Repeat all of the records verbatim.

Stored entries
++++++++++++++++++++

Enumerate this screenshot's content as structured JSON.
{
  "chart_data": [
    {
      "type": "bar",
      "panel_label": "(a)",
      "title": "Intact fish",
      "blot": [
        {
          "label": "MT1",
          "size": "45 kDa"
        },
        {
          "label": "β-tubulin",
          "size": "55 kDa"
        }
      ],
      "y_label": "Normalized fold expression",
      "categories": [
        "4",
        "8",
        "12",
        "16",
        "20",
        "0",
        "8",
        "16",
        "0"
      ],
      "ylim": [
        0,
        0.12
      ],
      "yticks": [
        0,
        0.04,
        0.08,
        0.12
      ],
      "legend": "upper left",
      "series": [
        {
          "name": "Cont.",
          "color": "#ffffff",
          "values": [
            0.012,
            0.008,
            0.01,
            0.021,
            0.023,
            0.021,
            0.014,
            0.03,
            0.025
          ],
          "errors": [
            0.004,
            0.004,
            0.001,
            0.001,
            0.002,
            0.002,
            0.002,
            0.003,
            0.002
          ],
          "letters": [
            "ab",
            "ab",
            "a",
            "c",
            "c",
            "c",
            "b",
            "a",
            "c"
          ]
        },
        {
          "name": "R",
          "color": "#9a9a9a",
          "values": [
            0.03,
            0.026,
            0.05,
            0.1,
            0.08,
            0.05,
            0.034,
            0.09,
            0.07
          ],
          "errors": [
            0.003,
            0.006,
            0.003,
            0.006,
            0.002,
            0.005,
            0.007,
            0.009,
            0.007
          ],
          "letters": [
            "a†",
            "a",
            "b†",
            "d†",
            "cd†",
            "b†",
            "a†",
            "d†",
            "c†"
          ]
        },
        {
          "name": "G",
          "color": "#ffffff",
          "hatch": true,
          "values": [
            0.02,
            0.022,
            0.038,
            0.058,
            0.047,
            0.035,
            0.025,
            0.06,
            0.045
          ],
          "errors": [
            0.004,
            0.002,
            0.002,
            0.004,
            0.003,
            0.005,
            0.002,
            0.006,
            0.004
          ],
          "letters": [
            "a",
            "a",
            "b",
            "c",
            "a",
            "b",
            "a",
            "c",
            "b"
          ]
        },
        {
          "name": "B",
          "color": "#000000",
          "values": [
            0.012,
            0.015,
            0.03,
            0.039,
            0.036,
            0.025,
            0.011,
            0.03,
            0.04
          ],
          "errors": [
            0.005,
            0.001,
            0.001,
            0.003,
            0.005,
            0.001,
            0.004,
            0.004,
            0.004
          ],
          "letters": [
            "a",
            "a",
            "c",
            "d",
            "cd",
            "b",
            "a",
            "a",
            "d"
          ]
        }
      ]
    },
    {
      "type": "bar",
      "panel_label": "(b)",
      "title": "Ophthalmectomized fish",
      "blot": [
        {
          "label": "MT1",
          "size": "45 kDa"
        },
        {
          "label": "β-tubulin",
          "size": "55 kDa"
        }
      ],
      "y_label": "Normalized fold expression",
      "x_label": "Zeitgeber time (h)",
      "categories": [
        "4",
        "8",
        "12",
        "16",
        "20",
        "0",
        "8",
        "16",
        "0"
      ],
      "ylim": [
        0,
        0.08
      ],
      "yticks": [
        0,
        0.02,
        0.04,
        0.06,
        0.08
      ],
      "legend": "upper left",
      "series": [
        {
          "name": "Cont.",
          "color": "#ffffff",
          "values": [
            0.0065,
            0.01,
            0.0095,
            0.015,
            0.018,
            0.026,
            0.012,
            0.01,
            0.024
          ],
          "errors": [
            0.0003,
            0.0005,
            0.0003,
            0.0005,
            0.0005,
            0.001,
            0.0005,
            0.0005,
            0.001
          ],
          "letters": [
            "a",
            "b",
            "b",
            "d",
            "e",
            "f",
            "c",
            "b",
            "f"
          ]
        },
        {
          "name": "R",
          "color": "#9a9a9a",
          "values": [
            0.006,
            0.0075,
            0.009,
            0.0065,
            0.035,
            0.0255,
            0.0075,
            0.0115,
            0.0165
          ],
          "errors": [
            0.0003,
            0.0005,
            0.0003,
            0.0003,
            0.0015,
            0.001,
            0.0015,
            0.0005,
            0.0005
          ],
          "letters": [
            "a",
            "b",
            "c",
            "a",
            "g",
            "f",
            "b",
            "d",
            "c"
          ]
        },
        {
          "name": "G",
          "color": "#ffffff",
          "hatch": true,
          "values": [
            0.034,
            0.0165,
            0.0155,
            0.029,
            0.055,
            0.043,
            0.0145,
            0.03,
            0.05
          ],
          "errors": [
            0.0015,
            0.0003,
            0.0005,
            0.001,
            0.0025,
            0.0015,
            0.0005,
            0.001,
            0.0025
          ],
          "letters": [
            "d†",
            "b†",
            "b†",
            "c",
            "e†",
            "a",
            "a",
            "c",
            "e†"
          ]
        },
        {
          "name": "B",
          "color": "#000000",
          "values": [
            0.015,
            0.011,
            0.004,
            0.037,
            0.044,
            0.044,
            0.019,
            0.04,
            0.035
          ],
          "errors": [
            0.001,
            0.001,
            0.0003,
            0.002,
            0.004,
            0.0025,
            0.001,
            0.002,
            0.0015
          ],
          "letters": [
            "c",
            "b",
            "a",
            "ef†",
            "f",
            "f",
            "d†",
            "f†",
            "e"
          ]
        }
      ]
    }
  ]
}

++++++++++++++++++++

THE RESPONSE –
Enumerate this screenshot's content as structured JSON.
{
  "chart_data": [
    {
      "type": "bar",
      "panel_label": "(a)",
      "title": "Intact fish",
      "blot": [
        {
          "label": "MT1",
          "size": "45 kDa"
        },
        {
          "label": "β-tubulin",
          "size": "55 kDa"
        }
      ],
      "y_label": "Normalized fold expression",
      "categories": [
        "4",
        "8",
        "12",
        "16",
        "20",
        "0",
        "8",
        "16",
        "0"
      ],
      "ylim": [
        0,
        0.12
      ],
      "yticks": [
        0,
        0.04,
        0.08,
        0.12
      ],
      "legend": "upper left",
      "series": [
        {
          "name": "Cont.",
          "color": "#ffffff",
          "values": [
            0.012,
            0.008,
            0.01,
            0.021,
            0.023,
            0.021,
            0.014,
            0.03,
            0.025
          ],
          "errors": [
            0.004,
            0.004,
            0.001,
            0.001,
            0.002,
            0.002,
            0.002,
            0.003,
            0.002
          ],
          "letters": [
            "ab",
            "ab",
            "a",
            "c",
            "c",
            "c",
            "b",
            "a",
            "c"
          ]
        },
        {
          "name": "R",
          "color": "#9a9a9a",
          "values": [
            0.03,
            0.026,
            0.05,
            0.1,
            0.08,
            0.05,
            0.034,
            0.09,
            0.07
          ],
          "errors": [
            0.003,
            0.006,
            0.003,
            0.006,
            0.002,
            0.005,
            0.007,
            0.009,
            0.007
          ],
          "letters": [
            "a†",
            "a",
            "b†",
            "d†",
            "cd†",
            "b†",
            "a†",
            "d†",
            "c†"
          ]
        },
        {
          "name": "G",
          "color": "#ffffff",
          "hatch": true,
          "values": [
            0.02,
            0.022,
            0.038,
            0.058,
            0.047,
            0.035,
            0.025,
            0.06,
            0.045
          ],
          "errors": [
            0.004,
            0.002,
            0.002,
            0.004,
            0.003,
            0.005,
            0.002,
            0.006,
            0.004
          ],
          "letters": [
            "a",
            "a",
            "b",
            "c",
            "a",
            "b",
            "a",
            "c",
            "b"
          ]
        },
        {
          "name": "B",
          "color": "#000000",
          "values": [
            0.012,
            0.015,
            0.03,
            0.039,
            0.036,
            0.025,
            0.011,
            0.03,
            0.04
          ],
          "errors": [
            0.005,
            0.001,
            0.001,
            0.003,
            0.005,
            0.001,
            0.004,
            0.004,
            0.004
          ],
          "letters": [
            "a",
            "a",
            "c",
            "d",
            "cd",
            "b",
            "a",
            "a",
            "d"
          ]
        }
      ]
    },
    {
      "type": "bar",
      "panel_label": "(b)",
      "title": "Ophthalmectomized fish",
      "blot": [
        {
          "label": "MT1",
          "size": "45 kDa"
        },
        {
          "label": "β-tubulin",
          "size": "55 kDa"
        }
      ],
      "y_label": "Normalized fold expression",
      "x_label": "Zeitgeber time (h)",
      "categories": [
        "4",
        "8",
        "12",
        "16",
        "20",
        "0",
        "8",
        "16",
        "0"
      ],
      "ylim": [
        0,
        0.08
      ],
      "yticks": [
        0,
        0.02,
        0.04,
        0.06,
        0.08
      ],
      "legend": "upper left",
      "series": [
        {
          "name": "Cont.",
          "color": "#ffffff",
          "values": [
            0.0065,
            0.01,
            0.0095,
            0.015,
            0.018,
            0.026,
            0.012,
            0.01,
            0.024
          ],
          "errors": [
            0.0003,
            0.0005,
            0.0003,
            0.0005,
            0.0005,
            0.001,
            0.0005,
            0.0005,
            0.001
          ],
          "letters": [
            "a",
            "b",
            "b",
            "d",
            "e",
            "f",
            "c",
            "b",
            "f"
          ]
        },
        {
          "name": "R",
          "color": "#9a9a9a",
          "values": [
            0.006,
            0.0075,
            0.009,
            0.0065,
            0.035,
            0.0255,
            0.0075,
            0.0115,
            0.0165
          ],
          "errors": [
            0.0003,
            0.0005,
            0.0003,
            0.0003,
            0.0015,
            0.001,
            0.0015,
            0.0005,
            0.0005
          ],
          "letters": [
            "a",
            "b",
            "c",
            "a",
            "g",
            "f",
            "b",
            "d",
            "c"
          ]
        },
        {
          "name": "G",
          "color": "#ffffff",
          "hatch": true,
          "values": [
            0.034,
            0.0165,
            0.0155,
            0.029,
            0.055,
            0.043,
            0.0145,
            0.03,
            0.05
          ],
          "errors": [
            0.0015,
            0.0003,
            0.0005,
            0.001,
            0.0025,
            0.0015,
            0.0005,
            0.001,
            0.0025
          ],
          "letters": [
            "d†",
            "b†",
            "b†",
            "c",
            "e†",
            "a",
            "a",
            "c",
            "e†"
          ]
        },
        {
          "name": "B",
          "color": "#000000",
          "values": [
            0.015,
            0.011,
            0.004,
            0.037,
            0.044,
            0.044,
            0.019,
            0.04,
            0.035
          ],
          "errors": [
            0.001,
            0.001,
            0.0003,
            0.002,
            0.004,
            0.0025,
            0.001,
            0.002,
            0.0015
          ],
          "letters": [
            "c",
            "b",
            "a",
            "ef†",
            "f",
            "f",
            "d†",
            "f†",
            "e"
          ]
        }
      ]
    }
  ]
}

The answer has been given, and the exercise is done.